# WRITTEN EXERCISE:
Search the records that follow and extract every line containing the string "color".

>> Start DATA SECTION

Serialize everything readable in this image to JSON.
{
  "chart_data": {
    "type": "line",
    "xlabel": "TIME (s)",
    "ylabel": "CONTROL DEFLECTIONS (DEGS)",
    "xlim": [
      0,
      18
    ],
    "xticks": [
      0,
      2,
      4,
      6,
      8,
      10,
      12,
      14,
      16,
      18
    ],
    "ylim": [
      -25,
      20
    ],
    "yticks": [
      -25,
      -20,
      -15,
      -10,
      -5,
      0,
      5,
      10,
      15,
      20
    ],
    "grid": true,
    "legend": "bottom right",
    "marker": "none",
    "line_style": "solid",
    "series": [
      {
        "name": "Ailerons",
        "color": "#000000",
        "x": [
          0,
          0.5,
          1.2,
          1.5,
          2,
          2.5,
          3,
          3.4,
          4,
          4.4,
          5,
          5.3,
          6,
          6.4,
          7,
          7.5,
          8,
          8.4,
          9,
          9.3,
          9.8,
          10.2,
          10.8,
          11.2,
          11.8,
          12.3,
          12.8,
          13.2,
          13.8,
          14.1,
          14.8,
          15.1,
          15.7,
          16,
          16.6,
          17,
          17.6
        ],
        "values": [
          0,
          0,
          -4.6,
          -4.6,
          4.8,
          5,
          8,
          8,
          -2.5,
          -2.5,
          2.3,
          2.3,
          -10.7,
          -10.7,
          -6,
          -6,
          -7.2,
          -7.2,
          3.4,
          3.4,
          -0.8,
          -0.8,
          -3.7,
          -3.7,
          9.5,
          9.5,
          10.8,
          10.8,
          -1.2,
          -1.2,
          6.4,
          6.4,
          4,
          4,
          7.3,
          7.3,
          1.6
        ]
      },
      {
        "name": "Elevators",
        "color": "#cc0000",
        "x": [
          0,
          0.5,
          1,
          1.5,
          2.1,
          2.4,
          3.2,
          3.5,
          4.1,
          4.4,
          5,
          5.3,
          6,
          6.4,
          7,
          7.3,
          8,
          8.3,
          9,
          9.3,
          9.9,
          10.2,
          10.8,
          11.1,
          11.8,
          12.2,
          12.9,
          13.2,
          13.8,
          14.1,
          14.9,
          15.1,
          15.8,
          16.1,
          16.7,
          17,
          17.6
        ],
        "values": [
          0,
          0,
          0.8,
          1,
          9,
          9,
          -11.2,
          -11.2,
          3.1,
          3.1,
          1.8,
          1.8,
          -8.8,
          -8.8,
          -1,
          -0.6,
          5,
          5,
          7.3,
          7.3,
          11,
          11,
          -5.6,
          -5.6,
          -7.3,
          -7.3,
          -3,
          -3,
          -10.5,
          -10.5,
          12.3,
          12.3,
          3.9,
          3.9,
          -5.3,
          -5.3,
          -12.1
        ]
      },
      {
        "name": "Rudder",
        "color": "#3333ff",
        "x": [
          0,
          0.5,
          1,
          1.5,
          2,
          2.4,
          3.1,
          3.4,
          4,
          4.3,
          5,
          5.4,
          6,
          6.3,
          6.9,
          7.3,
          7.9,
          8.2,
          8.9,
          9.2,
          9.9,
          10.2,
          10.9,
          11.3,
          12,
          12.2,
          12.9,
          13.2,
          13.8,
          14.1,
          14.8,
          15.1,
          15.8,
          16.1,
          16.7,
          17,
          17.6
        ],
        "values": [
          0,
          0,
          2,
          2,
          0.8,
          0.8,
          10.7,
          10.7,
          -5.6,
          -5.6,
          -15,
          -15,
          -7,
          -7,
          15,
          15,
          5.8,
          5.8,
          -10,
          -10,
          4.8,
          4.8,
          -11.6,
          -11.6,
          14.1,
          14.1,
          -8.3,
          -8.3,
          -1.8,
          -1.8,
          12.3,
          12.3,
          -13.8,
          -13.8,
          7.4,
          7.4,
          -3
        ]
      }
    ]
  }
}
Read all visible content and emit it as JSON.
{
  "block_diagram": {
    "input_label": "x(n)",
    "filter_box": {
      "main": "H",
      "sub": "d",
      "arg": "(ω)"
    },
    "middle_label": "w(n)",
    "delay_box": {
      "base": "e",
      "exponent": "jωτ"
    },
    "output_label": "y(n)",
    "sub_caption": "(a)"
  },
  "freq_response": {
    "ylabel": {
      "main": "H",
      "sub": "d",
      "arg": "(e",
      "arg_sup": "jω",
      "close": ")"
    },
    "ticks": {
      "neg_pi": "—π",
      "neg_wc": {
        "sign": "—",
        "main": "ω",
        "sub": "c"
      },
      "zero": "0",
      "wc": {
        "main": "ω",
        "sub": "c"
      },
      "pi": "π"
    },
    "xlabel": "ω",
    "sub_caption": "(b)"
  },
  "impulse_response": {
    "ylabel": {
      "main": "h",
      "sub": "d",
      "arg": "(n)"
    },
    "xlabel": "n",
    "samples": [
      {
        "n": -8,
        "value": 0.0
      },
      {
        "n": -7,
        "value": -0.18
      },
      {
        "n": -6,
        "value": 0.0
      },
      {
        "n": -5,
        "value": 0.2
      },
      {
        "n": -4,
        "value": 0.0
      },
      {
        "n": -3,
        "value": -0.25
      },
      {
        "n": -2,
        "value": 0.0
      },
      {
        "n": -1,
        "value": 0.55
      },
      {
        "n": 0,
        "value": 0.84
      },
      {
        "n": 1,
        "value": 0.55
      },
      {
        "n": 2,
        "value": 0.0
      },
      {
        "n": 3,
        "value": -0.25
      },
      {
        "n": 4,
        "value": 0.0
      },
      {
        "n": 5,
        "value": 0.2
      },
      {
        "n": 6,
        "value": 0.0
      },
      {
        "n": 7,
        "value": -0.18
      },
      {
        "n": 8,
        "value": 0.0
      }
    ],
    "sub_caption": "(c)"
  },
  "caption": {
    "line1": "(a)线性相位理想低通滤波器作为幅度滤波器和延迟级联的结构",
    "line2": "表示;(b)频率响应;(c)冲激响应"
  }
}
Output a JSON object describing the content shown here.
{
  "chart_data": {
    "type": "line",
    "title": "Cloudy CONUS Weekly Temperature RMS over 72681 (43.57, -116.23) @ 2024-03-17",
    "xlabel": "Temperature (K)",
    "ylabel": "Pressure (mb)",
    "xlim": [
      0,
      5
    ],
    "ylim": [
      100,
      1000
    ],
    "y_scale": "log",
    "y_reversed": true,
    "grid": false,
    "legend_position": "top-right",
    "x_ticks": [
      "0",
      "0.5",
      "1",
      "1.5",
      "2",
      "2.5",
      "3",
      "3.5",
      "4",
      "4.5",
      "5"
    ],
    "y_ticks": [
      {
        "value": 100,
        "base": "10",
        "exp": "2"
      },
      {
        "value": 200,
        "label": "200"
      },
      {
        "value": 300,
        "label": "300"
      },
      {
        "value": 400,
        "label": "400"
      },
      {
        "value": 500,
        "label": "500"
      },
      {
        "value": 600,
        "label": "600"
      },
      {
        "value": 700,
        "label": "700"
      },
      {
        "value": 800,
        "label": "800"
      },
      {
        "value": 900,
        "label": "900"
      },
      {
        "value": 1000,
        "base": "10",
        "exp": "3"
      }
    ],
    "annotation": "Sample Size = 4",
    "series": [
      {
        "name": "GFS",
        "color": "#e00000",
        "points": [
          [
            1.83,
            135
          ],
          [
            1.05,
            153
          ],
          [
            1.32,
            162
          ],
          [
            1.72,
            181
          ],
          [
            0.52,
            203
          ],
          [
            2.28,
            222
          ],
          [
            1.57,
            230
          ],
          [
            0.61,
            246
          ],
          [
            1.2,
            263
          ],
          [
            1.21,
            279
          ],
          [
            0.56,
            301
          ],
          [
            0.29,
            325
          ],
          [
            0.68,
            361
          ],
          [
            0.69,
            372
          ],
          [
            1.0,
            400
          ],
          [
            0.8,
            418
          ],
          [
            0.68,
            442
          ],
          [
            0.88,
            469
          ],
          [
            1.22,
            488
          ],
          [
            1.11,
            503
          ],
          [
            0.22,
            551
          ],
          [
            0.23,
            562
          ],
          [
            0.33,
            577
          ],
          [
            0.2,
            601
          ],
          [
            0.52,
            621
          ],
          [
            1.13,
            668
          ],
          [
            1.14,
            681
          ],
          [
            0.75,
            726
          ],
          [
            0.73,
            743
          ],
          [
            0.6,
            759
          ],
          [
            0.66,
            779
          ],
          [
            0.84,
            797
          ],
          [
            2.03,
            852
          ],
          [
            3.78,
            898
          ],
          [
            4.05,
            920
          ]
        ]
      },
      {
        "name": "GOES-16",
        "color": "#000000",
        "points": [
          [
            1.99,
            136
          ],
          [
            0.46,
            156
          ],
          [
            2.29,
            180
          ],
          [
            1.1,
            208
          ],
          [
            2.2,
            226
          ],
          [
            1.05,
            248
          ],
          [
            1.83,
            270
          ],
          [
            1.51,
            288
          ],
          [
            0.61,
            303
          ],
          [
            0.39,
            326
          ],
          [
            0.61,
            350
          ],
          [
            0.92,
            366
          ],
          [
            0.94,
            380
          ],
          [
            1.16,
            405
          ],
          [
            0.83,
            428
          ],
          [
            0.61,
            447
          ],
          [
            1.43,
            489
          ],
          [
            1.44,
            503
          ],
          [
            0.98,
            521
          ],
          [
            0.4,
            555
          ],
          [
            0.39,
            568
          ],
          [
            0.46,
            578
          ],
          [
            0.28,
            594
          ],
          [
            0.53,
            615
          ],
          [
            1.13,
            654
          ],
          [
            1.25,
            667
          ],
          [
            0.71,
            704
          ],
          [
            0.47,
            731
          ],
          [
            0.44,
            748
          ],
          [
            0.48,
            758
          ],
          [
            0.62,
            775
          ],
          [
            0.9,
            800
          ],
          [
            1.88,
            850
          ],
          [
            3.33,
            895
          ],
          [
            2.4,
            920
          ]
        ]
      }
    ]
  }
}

>> End DATA SECTION

# RESULT FOR THIS EXERCISE:
        "color": "#000000",
        "color": "#cc0000",
        "color": "#3333ff",
        "color": "#e00000",
        "color": "#000000",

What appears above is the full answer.